• Tasks and exercises:
A. In the film reviews, rewrite the passage from "An absolute joy." up to and including "are watching it.", changing "Netflix" to "Hulu".
B. According to the film reviews, where does Benjamin Bratt's TV reporter in SPECIAL CORRESPONDENTS always film from?
C. Pick up the film reviews where they stop and keep writing.

• Text provided:
|---|

The plot has Gervais and Eric Bana as two radio reporters who are supposed to go to Ecuador to cover a possible rebellion but Gervais accidentally throws away their tickets and passports. Hold up in an apartment across from their offices the pair manufacture reports, which causes even more trouble by turns, especially after they claim to be kidnapped.

High art it isn't but it is funny. If you want to know how funny I thought the film was just ask anyone who was at the press and industry screening where my roars of laughter was noted to me for the next two days.

 While most of the jokes are a bit low brow, the film has an intelligence to it that I think most people are over looking. There is this interesting thread about why do some people get together and others don't. Gervais and his wife in the film clearly like each other  but they don't have anything in common. She married him not for him but because she thought it would be exciting, something that she only finds when she becomes the media focal point for the kidnapping.

I love that the film takes the piss out of the news media. We chuckle at how Gervais and Bana get away with not being in country and filing reports but that's what the news does. Locally when ever a big storm comes the TV news people always go to the same street to report because they know they will get the best shots there. I've been told that there is a spot in Tampa where all the news sets up for great images of crashing waves during a hurricane- the only place in the only place city where it happens. in SPECIAL CORRESPONDENTS Benjamin Brat's TV reporter never leaves his hotel, always filming from a spot 50 feet from its entrance. If we are smart we will be very skeptical of what we see and hear.

While the film does make fun of Gervsis and Bana's friends who help them and who believe they have been kidnapped, despite they themselves playing the kidnappers. the film is making a very serious point in that people really do believe what they see and hear despite the fact that they know better. Reality TV really isn't and despite our knowing that we still believe it.

I love this film on so many levels.

An absolute joy. Highly recommended.

(Coming to Netflix tomorrow)

Nerdland (2016) Tribeca 2016

The first and very possibly last feature film from Titmouse the studio behind any number of good Cartoon Network shows is a largely unfunny vile mess that manages to be incredibly unpleasant (intentionally so) to the point  you wonder why you are watching it.

Centering on a screenwriter and an actor wanna be who will do anything to become famous for being famous NERDLAND thrashes around as if the worst parts of BEAVIS AND BUTTHEAD collided with the vilest parts of SOUTH PARK and then amped it all up into something nasty. The film is stupid people going around trying to get on TV by any means necessary including faking a rescue of some one, being beaten up by the police, murder or knowing someone on TV. Though voiced by Paul Rudd and Patton Oswalt no one on screen is anyone you'd want to hang with

The one thing is the film manages to be is unpleasant You like no one, people do terrible things to each other and it all takes place in places you wouldn't want to see. For example Paul Rudd's character doesn't just rip his pants, he rips his under ware so we see his anus, not once but twice (in the press notes the director said he made the film so he could do a film where the punch line was showing a puckered anus). I disconnected the first time and never really reconnected not that I ever was connected.People are grotesque forms of people. Everyone is freakish. And in the background they take great pains to show dogs that shit and people that vomit.

|---|

• Provided material:

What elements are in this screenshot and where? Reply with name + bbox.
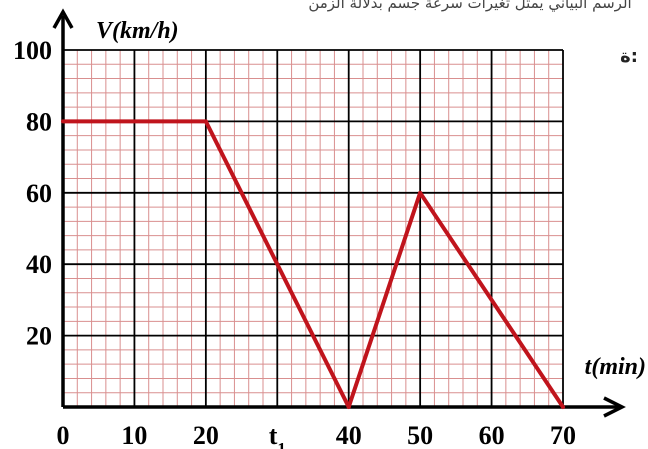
major-grid xyxy=(63,49,564,407)
y-tick-label: 80 xyxy=(26,107,52,136)
y-tick-label: 20 xyxy=(26,322,52,351)
x-tick-label: 0 xyxy=(57,421,70,449)
series-segment xyxy=(418,190,565,409)
axes xyxy=(52,8,626,418)
side-text: ة: xyxy=(620,46,638,67)
x-axis-arrow-icon xyxy=(603,396,626,418)
x-tick-label: t1 xyxy=(269,421,286,449)
series-segment xyxy=(203,119,351,409)
x-tick-label: 50 xyxy=(407,421,433,449)
x-tick-label: 40 xyxy=(336,421,362,449)
series-segment xyxy=(346,190,423,409)
x-axis-title: t(min) xyxy=(585,354,646,380)
x-tick-label: 10 xyxy=(121,421,147,449)
header-text: الرسم البياني يمثل تغيرات سرعة جسم بدلال… xyxy=(308,0,631,13)
tick-labels: 0 10 20 t1 40 50 60 70 100 80 60 40 20 xyxy=(13,36,576,449)
y-tick-label: 100 xyxy=(13,36,52,65)
x-tick-label: 60 xyxy=(479,421,505,449)
y-tick-label: 40 xyxy=(26,250,52,279)
y-axis-arrow-icon xyxy=(52,8,74,29)
series-layer xyxy=(61,119,565,409)
y-tick-label: 60 xyxy=(26,179,52,208)
x-tick-label: 20 xyxy=(193,421,219,449)
x-tick-label: 70 xyxy=(550,421,576,449)
y-axis-title: V(km/h) xyxy=(96,18,179,44)
minor-grid xyxy=(63,50,563,407)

|---|

• Answers below:
A.
An absolute joy. Highly recommended.

(Coming to Hulu tomorrow)

Nerdland (2016) Tribeca 2016

The first and very possibly last feature film from Titmouse the studio behind any number of good Cartoon Network shows is a largely unfunny vile mess that manages to be incredibly unpleasant (intentionally so) to the point  you wonder why you are watching it.

B. From a spot 50 feet from the entrance of his hotel, which he never leaves.

C.
The one thing that people will be talking about is DVD called V-X. A compilation of every violent act in movies. Its supposed to be no filler just nastiness. The boys watch it hoping it will turn them into murderers. We see part of the disc and its a minute or so of really graphic violence set to J-Pop. Its deeply disturbing. I know some of the stuff in the sequence comes from real films and other bits I'm not sure. Its a sequence that provoked a reaction in the critics screening which was for the most part rather silent.

And I could forgive pretty much everything wrong with the film if it was funny, but it's not . After the film a whole bunch of us headed to the subway and the one thing everyone noticed was the largely lack of laughter. Yes some jokes hit, but mostly every one sat stone faced.

Odd moment aside this is a not very good film and one of the least films at Tribeca. I suspect that this film will be showing up somewhere but I suggest you avoid it unless you are drunk, stoned or a sociopath.

Burden (2016) Tribeca 2016 repost

BURDEN is a great portrait of artist Chris Burden who gained infamy by being shot as piece of art.

The film is wonderful overview of Burden's life and career that explores his early confrontational style and how that all changed once he set up his big shop in California.

If you only know his early work the film will surprise the hell out of you as you discover how good an artist he really was and why he did what he did. I was enthralled once we got past the performance pieces.

Interestingly there were lots of walk outs in the early part of the film as if people thought it was all confrontation. You have to stay past the craziness since that isn't what the film or the artist is really about. Once the performance art goes away and the film becomes something greater. I spoke with several critics at Tribeca over the course of the festival all of whom were ready to bail on the film only to have the film flip and become one of the truly great films at the festival.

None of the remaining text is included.